> Description of the task
Select every row that contains the string "letter", matching case exactly, and copy each of those rows in full.

> Task material
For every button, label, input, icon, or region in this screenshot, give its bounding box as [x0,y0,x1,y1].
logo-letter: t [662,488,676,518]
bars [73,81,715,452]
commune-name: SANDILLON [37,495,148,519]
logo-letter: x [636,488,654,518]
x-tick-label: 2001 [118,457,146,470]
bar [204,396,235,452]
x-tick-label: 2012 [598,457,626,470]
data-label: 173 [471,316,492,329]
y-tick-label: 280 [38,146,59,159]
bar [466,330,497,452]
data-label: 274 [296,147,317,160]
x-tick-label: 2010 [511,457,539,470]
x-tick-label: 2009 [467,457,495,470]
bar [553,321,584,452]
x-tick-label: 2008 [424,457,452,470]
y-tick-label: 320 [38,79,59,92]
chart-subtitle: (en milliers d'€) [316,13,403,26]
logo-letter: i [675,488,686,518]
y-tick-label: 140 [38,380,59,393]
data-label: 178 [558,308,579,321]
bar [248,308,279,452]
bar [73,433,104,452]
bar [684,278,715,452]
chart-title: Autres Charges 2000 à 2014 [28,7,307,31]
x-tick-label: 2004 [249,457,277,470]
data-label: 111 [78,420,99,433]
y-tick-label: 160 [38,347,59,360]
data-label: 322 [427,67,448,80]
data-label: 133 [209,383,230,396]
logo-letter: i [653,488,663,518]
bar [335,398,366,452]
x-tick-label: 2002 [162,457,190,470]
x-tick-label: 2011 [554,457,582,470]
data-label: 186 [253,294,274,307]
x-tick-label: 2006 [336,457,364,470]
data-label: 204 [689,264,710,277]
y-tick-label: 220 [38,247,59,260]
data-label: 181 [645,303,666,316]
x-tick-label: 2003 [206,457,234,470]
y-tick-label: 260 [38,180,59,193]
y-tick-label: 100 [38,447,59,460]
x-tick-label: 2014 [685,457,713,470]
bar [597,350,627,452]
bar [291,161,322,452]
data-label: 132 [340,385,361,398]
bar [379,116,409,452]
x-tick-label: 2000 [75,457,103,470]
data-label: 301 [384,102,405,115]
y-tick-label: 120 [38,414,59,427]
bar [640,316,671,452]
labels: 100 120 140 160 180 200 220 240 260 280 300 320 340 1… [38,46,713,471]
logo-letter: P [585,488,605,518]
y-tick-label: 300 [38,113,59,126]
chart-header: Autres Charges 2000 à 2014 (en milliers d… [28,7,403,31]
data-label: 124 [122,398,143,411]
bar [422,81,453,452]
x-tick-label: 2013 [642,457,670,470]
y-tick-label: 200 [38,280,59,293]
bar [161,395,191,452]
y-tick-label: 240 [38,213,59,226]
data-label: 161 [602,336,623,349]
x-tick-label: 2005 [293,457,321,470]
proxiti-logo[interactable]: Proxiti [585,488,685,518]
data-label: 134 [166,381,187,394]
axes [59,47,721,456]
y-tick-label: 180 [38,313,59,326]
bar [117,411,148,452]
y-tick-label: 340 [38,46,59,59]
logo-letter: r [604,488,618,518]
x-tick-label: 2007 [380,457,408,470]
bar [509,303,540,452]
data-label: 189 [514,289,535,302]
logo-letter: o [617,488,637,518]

...

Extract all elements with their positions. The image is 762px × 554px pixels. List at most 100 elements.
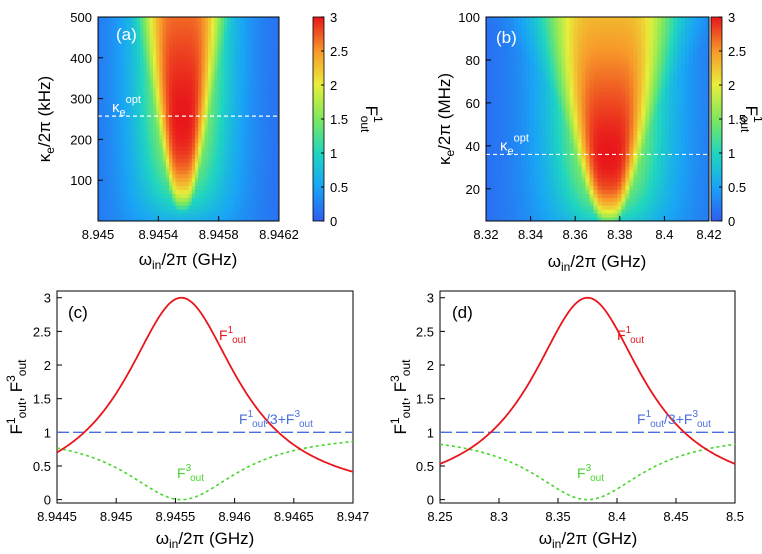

> Task output
logo-letter: t [662,488,676,518]
logo-letter: x [636,488,654,518]
logo-letter: i [675,488,686,518]
logo-letter: i [653,488,663,518]
logo-letter: P [585,488,605,518]
logo-letter: r [604,488,618,518]
logo-letter: o [617,488,637,518]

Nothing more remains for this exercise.